• TASK OBJECTIVE
Copy out all of the material exactly as presented.

++++

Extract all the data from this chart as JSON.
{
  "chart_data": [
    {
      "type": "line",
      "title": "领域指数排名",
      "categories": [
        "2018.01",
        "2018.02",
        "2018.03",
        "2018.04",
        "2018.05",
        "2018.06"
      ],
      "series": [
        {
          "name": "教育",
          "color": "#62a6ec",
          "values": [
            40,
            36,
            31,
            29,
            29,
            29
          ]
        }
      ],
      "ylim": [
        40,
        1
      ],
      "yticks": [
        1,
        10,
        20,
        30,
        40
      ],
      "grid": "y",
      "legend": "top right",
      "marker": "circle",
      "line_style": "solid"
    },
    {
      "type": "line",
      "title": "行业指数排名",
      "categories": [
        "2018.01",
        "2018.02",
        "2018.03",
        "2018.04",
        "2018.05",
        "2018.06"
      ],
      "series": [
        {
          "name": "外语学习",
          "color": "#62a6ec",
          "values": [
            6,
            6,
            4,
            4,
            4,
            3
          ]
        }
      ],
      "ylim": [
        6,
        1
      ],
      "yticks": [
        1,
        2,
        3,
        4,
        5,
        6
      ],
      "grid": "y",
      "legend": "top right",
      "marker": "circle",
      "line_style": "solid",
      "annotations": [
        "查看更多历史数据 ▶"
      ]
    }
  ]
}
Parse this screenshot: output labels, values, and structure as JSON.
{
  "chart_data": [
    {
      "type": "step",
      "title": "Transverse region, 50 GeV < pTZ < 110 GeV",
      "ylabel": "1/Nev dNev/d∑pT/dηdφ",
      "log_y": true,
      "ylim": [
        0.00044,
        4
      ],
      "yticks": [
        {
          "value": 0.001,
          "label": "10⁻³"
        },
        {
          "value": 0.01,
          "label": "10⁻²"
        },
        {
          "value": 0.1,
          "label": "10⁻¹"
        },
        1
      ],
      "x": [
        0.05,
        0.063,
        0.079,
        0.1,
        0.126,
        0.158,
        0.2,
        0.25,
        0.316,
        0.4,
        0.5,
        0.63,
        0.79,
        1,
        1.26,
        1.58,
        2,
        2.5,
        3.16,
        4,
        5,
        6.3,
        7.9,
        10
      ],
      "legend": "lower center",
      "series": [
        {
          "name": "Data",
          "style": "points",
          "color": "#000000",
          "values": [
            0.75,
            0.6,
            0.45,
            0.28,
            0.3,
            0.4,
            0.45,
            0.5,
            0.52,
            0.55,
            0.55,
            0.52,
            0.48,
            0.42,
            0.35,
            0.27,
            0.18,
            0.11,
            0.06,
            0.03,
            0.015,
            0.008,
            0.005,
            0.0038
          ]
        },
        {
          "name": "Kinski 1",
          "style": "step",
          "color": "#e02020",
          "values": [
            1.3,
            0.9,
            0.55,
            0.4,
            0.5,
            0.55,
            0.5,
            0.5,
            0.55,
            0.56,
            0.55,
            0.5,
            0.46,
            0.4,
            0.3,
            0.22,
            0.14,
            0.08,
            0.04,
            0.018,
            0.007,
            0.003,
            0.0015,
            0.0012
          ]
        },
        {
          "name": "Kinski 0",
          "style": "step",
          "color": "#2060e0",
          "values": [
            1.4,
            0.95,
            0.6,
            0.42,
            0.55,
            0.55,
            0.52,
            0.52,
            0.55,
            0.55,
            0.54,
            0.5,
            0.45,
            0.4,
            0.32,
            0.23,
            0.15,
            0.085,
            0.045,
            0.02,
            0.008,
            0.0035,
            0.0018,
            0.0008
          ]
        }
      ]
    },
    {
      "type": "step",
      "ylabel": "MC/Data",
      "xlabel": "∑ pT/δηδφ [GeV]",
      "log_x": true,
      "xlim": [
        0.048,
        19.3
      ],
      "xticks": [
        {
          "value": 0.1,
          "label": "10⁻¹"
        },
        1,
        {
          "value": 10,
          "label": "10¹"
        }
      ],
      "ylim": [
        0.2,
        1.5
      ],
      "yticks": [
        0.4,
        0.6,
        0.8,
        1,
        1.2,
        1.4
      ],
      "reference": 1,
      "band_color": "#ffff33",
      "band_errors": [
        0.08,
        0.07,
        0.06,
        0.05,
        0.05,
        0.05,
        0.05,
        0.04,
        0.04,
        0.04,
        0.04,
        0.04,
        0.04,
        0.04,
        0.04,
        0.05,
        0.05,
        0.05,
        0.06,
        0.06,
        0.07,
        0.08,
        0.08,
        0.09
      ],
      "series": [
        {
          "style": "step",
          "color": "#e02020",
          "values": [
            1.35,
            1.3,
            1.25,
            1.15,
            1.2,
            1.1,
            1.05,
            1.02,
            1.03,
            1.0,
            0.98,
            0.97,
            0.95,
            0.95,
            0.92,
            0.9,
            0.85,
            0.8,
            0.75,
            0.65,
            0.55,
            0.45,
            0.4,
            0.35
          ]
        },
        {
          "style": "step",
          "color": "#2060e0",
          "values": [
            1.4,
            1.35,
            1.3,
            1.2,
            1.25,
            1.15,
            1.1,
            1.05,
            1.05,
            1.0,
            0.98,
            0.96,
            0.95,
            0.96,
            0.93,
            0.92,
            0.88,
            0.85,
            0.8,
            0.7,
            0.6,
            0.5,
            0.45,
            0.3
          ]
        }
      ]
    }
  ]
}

++++

• SOLUTION FOR THIS PROBLEM
Extract all the data from this chart as JSON.
{
  "chart_data": [
    {
      "type": "line",
      "title": "领域指数排名",
      "categories": [
        "2018.01",
        "2018.02",
        "2018.03",
        "2018.04",
        "2018.05",
        "2018.06"
      ],
      "series": [
        {
          "name": "教育",
          "color": "#62a6ec",
          "values": [
            40,
            36,
            31,
            29,
            29,
            29
          ]
        }
      ],
      "ylim": [
        40,
        1
      ],
      "yticks": [
        1,
        10,
        20,
        30,
        40
      ],
      "grid": "y",
      "legend": "top right",
      "marker": "circle",
      "line_style": "solid"
    },
    {
      "type": "line",
      "title": "行业指数排名",
      "categories": [
        "2018.01",
        "2018.02",
        "2018.03",
        "2018.04",
        "2018.05",
        "2018.06"
      ],
      "series": [
        {
          "name": "外语学习",
          "color": "#62a6ec",
          "values": [
            6,
            6,
            4,
            4,
            4,
            3
          ]
        }
      ],
      "ylim": [
        6,
        1
      ],
      "yticks": [
        1,
        2,
        3,
        4,
        5,
        6
      ],
      "grid": "y",
      "legend": "top right",
      "marker": "circle",
      "line_style": "solid",
      "annotations": [
        "查看更多历史数据 ▶"
      ]
    }
  ]
}
Parse this screenshot: output labels, values, and structure as JSON.
{
  "chart_data": [
    {
      "type": "step",
      "title": "Transverse region, 50 GeV < pTZ < 110 GeV",
      "ylabel": "1/Nev dNev/d∑pT/dηdφ",
      "log_y": true,
      "ylim": [
        0.00044,
        4
      ],
      "yticks": [
        {
          "value": 0.001,
          "label": "10⁻³"
        },
        {
          "value": 0.01,
          "label": "10⁻²"
        },
        {
          "value": 0.1,
          "label": "10⁻¹"
        },
        1
      ],
      "x": [
        0.05,
        0.063,
        0.079,
        0.1,
        0.126,
        0.158,
        0.2,
        0.25,
        0.316,
        0.4,
        0.5,
        0.63,
        0.79,
        1,
        1.26,
        1.58,
        2,
        2.5,
        3.16,
        4,
        5,
        6.3,
        7.9,
        10
      ],
      "legend": "lower center",
      "series": [
        {
          "name": "Data",
          "style": "points",
          "color": "#000000",
          "values": [
            0.75,
            0.6,
            0.45,
            0.28,
            0.3,
            0.4,
            0.45,
            0.5,
            0.52,
            0.55,
            0.55,
            0.52,
            0.48,
            0.42,
            0.35,
            0.27,
            0.18,
            0.11,
            0.06,
            0.03,
            0.015,
            0.008,
            0.005,
            0.0038
          ]
        },
        {
          "name": "Kinski 1",
          "style": "step",
          "color": "#e02020",
          "values": [
            1.3,
            0.9,
            0.55,
            0.4,
            0.5,
            0.55,
            0.5,
            0.5,
            0.55,
            0.56,
            0.55,
            0.5,
            0.46,
            0.4,
            0.3,
            0.22,
            0.14,
            0.08,
            0.04,
            0.018,
            0.007,
            0.003,
            0.0015,
            0.0012
          ]
        },
        {
          "name": "Kinski 0",
          "style": "step",
          "color": "#2060e0",
          "values": [
            1.4,
            0.95,
            0.6,
            0.42,
            0.55,
            0.55,
            0.52,
            0.52,
            0.55,
            0.55,
            0.54,
            0.5,
            0.45,
            0.4,
            0.32,
            0.23,
            0.15,
            0.085,
            0.045,
            0.02,
            0.008,
            0.0035,
            0.0018,
            0.0008
          ]
        }
      ]
    },
    {
      "type": "step",
      "ylabel": "MC/Data",
      "xlabel": "∑ pT/δηδφ [GeV]",
      "log_x": true,
      "xlim": [
        0.048,
        19.3
      ],
      "xticks": [
        {
          "value": 0.1,
          "label": "10⁻¹"
        },
        1,
        {
          "value": 10,
          "label": "10¹"
        }
      ],
      "ylim": [
        0.2,
        1.5
      ],
      "yticks": [
        0.4,
        0.6,
        0.8,
        1,
        1.2,
        1.4
      ],
      "reference": 1,
      "band_color": "#ffff33",
      "band_errors": [
        0.08,
        0.07,
        0.06,
        0.05,
        0.05,
        0.05,
        0.05,
        0.04,
        0.04,
        0.04,
        0.04,
        0.04,
        0.04,
        0.04,
        0.04,
        0.05,
        0.05,
        0.05,
        0.06,
        0.06,
        0.07,
        0.08,
        0.08,
        0.09
      ],
      "series": [
        {
          "style": "step",
          "color": "#e02020",
          "values": [
            1.35,
            1.3,
            1.25,
            1.15,
            1.2,
            1.1,
            1.05,
            1.02,
            1.03,
            1.0,
            0.98,
            0.97,
            0.95,
            0.95,
            0.92,
            0.9,
            0.85,
            0.8,
            0.75,
            0.65,
            0.55,
            0.45,
            0.4,
            0.35
          ]
        },
        {
          "style": "step",
          "color": "#2060e0",
          "values": [
            1.4,
            1.35,
            1.3,
            1.2,
            1.25,
            1.15,
            1.1,
            1.05,
            1.05,
            1.0,
            0.98,
            0.96,
            0.95,
            0.96,
            0.93,
            0.92,
            0.88,
            0.85,
            0.8,
            0.7,
            0.6,
            0.5,
            0.45,
            0.3
          ]
        }
      ]
    }
  ]
}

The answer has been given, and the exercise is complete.